### Given task
Put every line of the records below into a Markdown table with two columns, Row and Line. Number the rows in order and leave out any blank lines.

-------------------------

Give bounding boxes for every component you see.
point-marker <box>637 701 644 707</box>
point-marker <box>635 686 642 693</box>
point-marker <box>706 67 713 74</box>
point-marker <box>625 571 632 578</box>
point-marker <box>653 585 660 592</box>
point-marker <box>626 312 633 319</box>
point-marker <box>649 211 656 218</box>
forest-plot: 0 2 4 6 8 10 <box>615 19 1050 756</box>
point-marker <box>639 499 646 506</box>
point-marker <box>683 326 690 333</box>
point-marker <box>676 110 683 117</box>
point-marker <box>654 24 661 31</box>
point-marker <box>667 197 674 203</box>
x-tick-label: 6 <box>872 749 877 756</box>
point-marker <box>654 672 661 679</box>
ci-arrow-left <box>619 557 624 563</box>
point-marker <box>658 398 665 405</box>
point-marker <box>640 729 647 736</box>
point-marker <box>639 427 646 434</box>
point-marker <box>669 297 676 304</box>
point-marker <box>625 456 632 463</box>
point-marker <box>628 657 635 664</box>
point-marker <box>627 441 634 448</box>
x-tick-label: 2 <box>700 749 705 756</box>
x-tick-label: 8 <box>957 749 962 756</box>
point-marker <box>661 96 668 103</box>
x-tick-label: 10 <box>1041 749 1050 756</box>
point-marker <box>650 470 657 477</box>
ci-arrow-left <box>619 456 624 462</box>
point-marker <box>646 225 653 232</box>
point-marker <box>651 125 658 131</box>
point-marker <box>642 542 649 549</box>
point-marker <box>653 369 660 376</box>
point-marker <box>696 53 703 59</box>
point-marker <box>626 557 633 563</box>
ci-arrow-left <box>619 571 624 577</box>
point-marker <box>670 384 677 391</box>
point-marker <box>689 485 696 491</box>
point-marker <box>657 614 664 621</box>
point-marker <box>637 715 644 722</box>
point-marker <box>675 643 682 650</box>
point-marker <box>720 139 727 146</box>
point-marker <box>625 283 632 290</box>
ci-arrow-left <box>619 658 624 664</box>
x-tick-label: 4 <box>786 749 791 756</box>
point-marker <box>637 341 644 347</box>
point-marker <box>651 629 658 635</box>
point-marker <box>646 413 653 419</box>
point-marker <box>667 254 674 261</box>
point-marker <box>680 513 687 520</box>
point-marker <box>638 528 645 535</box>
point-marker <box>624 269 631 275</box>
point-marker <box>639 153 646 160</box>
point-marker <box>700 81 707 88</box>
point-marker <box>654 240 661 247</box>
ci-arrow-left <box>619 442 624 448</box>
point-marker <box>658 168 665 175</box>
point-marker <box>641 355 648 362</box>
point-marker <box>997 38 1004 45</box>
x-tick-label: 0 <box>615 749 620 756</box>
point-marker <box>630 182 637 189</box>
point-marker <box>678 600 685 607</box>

-------------------------

### The result
| Row | Line |
|---|---|
| 1 | Give bounding boxes for every component you see. |
| 2 | point-marker <box>637 701 644 707</box> |
| 3 | point-marker <box>635 686 642 693</box> |
| 4 | point-marker <box>706 67 713 74</box> |
| 5 | point-marker <box>625 571 632 578</box> |
| 6 | point-marker <box>653 585 660 592</box> |
| 7 | point-marker <box>626 312 633 319</box> |
| 8 | point-marker <box>649 211 656 218</box> |
| 9 | forest-plot: 0 2 4 6 8 10 <box>615 19 1050 756</box> |
| 10 | point-marker <box>639 499 646 506</box> |
| 11 | point-marker <box>683 326 690 333</box> |
| 12 | point-marker <box>676 110 683 117</box> |
| 13 | point-marker <box>654 24 661 31</box> |
| 14 | point-marker <box>667 197 674 203</box> |
| 15 | x-tick-label: 6 <box>872 749 877 756</box> |
| 16 | point-marker <box>654 672 661 679</box> |
| 17 | ci-arrow-left <box>619 557 624 563</box> |
| 18 | point-marker <box>658 398 665 405</box> |
| 19 | point-marker <box>640 729 647 736</box> |
| 20 | point-marker <box>639 427 646 434</box> |
| 21 | point-marker <box>669 297 676 304</box> |
| 22 | point-marker <box>625 456 632 463</box> |
| 23 | point-marker <box>628 657 635 664</box> |
| 24 | point-marker <box>627 441 634 448</box> |
| 25 | x-tick-label: 2 <box>700 749 705 756</box> |
| 26 | x-tick-label: 8 <box>957 749 962 756</box> |
| 27 | point-marker <box>661 96 668 103</box> |
| 28 | x-tick-label: 10 <box>1041 749 1050 756</box> |
| 29 | point-marker <box>650 470 657 477</box> |
| 30 | ci-arrow-left <box>619 456 624 462</box> |
| 31 | point-marker <box>646 225 653 232</box> |
| 32 | point-marker <box>651 125 658 131</box> |
| 33 | point-marker <box>642 542 649 549</box> |
| 34 | point-marker <box>653 369 660 376</box> |
| 35 | point-marker <box>696 53 703 59</box> |
| 36 | point-marker <box>626 557 633 563</box> |
| 37 | ci-arrow-left <box>619 571 624 577</box> |
| 38 | point-marker <box>670 384 677 391</box> |
| 39 | point-marker <box>689 485 696 491</box> |
| 40 | point-marker <box>657 614 664 621</box> |
| 41 | point-marker <box>637 715 644 722</box> |
| 42 | point-marker <box>675 643 682 650</box> |
| 43 | point-marker <box>720 139 727 146</box> |
| 44 | point-marker <box>625 283 632 290</box> |
| 45 | ci-arrow-left <box>619 658 624 664</box> |
| 46 | x-tick-label: 4 <box>786 749 791 756</box> |
| 47 | point-marker <box>637 341 644 347</box> |
| 48 | point-marker <box>651 629 658 635</box> |
| 49 | point-marker <box>646 413 653 419</box> |
| 50 | point-marker <box>667 254 674 261</box> |
| 51 | point-marker <box>680 513 687 520</box> |
| 52 | point-marker <box>638 528 645 535</box> |
| 53 | point-marker <box>624 269 631 275</box> |
| 54 | point-marker <box>639 153 646 160</box> |
| 55 | point-marker <box>700 81 707 88</box> |
| 56 | point-marker <box>654 240 661 247</box> |
| 57 | ci-arrow-left <box>619 442 624 448</box> |
| 58 | point-marker <box>658 168 665 175</box> |
| 59 | point-marker <box>641 355 648 362</box> |
| 60 | point-marker <box>997 38 1004 45</box> |
| 61 | x-tick-label: 0 <box>615 749 620 756</box> |
| 62 | point-marker <box>630 182 637 189</box> |
| 63 | point-marker <box>678 600 685 607</box> |